**Supplied records:**
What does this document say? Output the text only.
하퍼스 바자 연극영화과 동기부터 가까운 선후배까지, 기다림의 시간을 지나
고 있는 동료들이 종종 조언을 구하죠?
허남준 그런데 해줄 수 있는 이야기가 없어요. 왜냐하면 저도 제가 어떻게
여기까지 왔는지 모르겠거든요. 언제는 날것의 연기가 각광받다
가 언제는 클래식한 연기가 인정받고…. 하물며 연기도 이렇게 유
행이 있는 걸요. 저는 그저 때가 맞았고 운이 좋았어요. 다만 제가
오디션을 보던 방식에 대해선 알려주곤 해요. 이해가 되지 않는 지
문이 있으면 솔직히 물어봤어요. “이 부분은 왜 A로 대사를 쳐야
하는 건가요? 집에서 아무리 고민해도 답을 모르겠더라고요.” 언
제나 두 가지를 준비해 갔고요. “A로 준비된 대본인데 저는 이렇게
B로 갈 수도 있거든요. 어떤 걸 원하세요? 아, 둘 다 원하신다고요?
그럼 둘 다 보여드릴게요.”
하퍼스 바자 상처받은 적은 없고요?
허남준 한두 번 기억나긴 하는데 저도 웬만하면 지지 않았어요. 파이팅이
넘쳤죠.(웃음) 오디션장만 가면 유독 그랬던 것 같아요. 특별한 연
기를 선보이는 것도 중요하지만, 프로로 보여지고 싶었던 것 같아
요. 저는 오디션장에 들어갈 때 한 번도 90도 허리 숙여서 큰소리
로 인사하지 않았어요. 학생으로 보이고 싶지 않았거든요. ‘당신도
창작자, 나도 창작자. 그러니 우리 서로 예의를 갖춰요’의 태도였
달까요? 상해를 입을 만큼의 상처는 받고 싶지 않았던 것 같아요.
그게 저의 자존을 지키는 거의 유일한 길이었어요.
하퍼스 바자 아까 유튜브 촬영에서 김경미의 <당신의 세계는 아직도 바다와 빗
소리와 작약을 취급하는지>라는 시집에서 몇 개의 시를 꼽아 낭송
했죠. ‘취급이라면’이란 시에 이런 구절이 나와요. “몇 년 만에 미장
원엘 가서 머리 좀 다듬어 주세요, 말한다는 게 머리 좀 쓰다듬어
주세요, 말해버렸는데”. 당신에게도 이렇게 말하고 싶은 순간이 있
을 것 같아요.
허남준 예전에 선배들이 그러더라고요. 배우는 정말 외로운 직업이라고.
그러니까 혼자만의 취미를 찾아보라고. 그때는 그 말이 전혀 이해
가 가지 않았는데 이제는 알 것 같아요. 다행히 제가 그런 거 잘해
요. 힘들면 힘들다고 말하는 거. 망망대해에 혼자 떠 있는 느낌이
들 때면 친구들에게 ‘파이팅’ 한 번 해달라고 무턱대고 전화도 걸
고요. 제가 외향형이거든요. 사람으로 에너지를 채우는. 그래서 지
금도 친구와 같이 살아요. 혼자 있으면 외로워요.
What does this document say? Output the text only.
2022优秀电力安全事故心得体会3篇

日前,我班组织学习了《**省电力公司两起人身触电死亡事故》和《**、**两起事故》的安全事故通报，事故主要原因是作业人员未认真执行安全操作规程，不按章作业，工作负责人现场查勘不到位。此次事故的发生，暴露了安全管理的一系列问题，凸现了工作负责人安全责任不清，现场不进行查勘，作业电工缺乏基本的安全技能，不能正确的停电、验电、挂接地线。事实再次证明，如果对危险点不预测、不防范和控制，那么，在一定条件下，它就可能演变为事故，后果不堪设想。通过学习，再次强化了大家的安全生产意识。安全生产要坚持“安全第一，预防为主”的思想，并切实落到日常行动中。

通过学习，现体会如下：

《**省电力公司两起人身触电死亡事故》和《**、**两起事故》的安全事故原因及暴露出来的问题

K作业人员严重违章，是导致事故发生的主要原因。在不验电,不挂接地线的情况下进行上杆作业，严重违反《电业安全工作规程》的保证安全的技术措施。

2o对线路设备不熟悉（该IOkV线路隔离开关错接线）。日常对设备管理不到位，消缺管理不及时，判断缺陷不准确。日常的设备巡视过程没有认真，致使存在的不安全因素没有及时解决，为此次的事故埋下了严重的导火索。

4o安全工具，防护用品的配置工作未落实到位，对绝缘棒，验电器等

**Problem to work on:** Reproduce the listing shown above in its entirety, exactly.

**Written response:**
What does this document say? Output the text only.
하퍼스 바자 연극영화과 동기부터 가까운 선후배까지, 기다림의 시간을 지나
고 있는 동료들이 종종 조언을 구하죠?
허남준 그런데 해줄 수 있는 이야기가 없어요. 왜냐하면 저도 제가 어떻게
여기까지 왔는지 모르겠거든요. 언제는 날것의 연기가 각광받다
가 언제는 클래식한 연기가 인정받고…. 하물며 연기도 이렇게 유
행이 있는 걸요. 저는 그저 때가 맞았고 운이 좋았어요. 다만 제가
오디션을 보던 방식에 대해선 알려주곤 해요. 이해가 되지 않는 지
문이 있으면 솔직히 물어봤어요. “이 부분은 왜 A로 대사를 쳐야
하는 건가요? 집에서 아무리 고민해도 답을 모르겠더라고요.” 언
제나 두 가지를 준비해 갔고요. “A로 준비된 대본인데 저는 이렇게
B로 갈 수도 있거든요. 어떤 걸 원하세요? 아, 둘 다 원하신다고요?
그럼 둘 다 보여드릴게요.”
하퍼스 바자 상처받은 적은 없고요?
허남준 한두 번 기억나긴 하는데 저도 웬만하면 지지 않았어요. 파이팅이
넘쳤죠.(웃음) 오디션장만 가면 유독 그랬던 것 같아요. 특별한 연
기를 선보이는 것도 중요하지만, 프로로 보여지고 싶었던 것 같아
요. 저는 오디션장에 들어갈 때 한 번도 90도 허리 숙여서 큰소리
로 인사하지 않았어요. 학생으로 보이고 싶지 않았거든요. ‘당신도
창작자, 나도 창작자. 그러니 우리 서로 예의를 갖춰요’의 태도였
달까요? 상해를 입을 만큼의 상처는 받고 싶지 않았던 것 같아요.
그게 저의 자존을 지키는 거의 유일한 길이었어요.
하퍼스 바자 아까 유튜브 촬영에서 김경미의 <당신의 세계는 아직도 바다와 빗
소리와 작약을 취급하는지>라는 시집에서 몇 개의 시를 꼽아 낭송
했죠. ‘취급이라면’이란 시에 이런 구절이 나와요. “몇 년 만에 미장
원엘 가서 머리 좀 다듬어 주세요, 말한다는 게 머리 좀 쓰다듬어
주세요, 말해버렸는데”. 당신에게도 이렇게 말하고 싶은 순간이 있
을 것 같아요.
허남준 예전에 선배들이 그러더라고요. 배우는 정말 외로운 직업이라고.
그러니까 혼자만의 취미를 찾아보라고. 그때는 그 말이 전혀 이해
가 가지 않았는데 이제는 알 것 같아요. 다행히 제가 그런 거 잘해
요. 힘들면 힘들다고 말하는 거. 망망대해에 혼자 떠 있는 느낌이
들 때면 친구들에게 ‘파이팅’ 한 번 해달라고 무턱대고 전화도 걸
고요. 제가 외향형이거든요. 사람으로 에너지를 채우는. 그래서 지
금도 친구와 같이 살아요. 혼자 있으면 외로워요.
What does this document say? Output the text only.
2022优秀电力安全事故心得体会3篇

日前,我班组织学习了《**省电力公司两起人身触电死亡事故》和《**、**两起事故》的安全事故通报，事故主要原因是作业人员未认真执行安全操作规程，不按章作业，工作负责人现场查勘不到位。此次事故的发生，暴露了安全管理的一系列问题，凸现了工作负责人安全责任不清，现场不进行查勘，作业电工缺乏基本的安全技能，不能正确的停电、验电、挂接地线。事实再次证明，如果对危险点不预测、不防范和控制，那么，在一定条件下，它就可能演变为事故，后果不堪设想。通过学习，再次强化了大家的安全生产意识。安全生产要坚持“安全第一，预防为主”的思想，并切实落到日常行动中。

通过学习，现体会如下：

《**省电力公司两起人身触电死亡事故》和《**、**两起事故》的安全事故原因及暴露出来的问题

K作业人员严重违章，是导致事故发生的主要原因。在不验电,不挂接地线的情况下进行上杆作业，严重违反《电业安全工作规程》的保证安全的技术措施。

2o对线路设备不熟悉（该IOkV线路隔离开关错接线）。日常对设备管理不到位，消缺管理不及时，判断缺陷不准确。日常的设备巡视过程没有认真，致使存在的不安全因素没有及时解决，为此次的事故埋下了严重的导火索。

4o安全工具，防护用品的配置工作未落实到位，对绝缘棒，验电器等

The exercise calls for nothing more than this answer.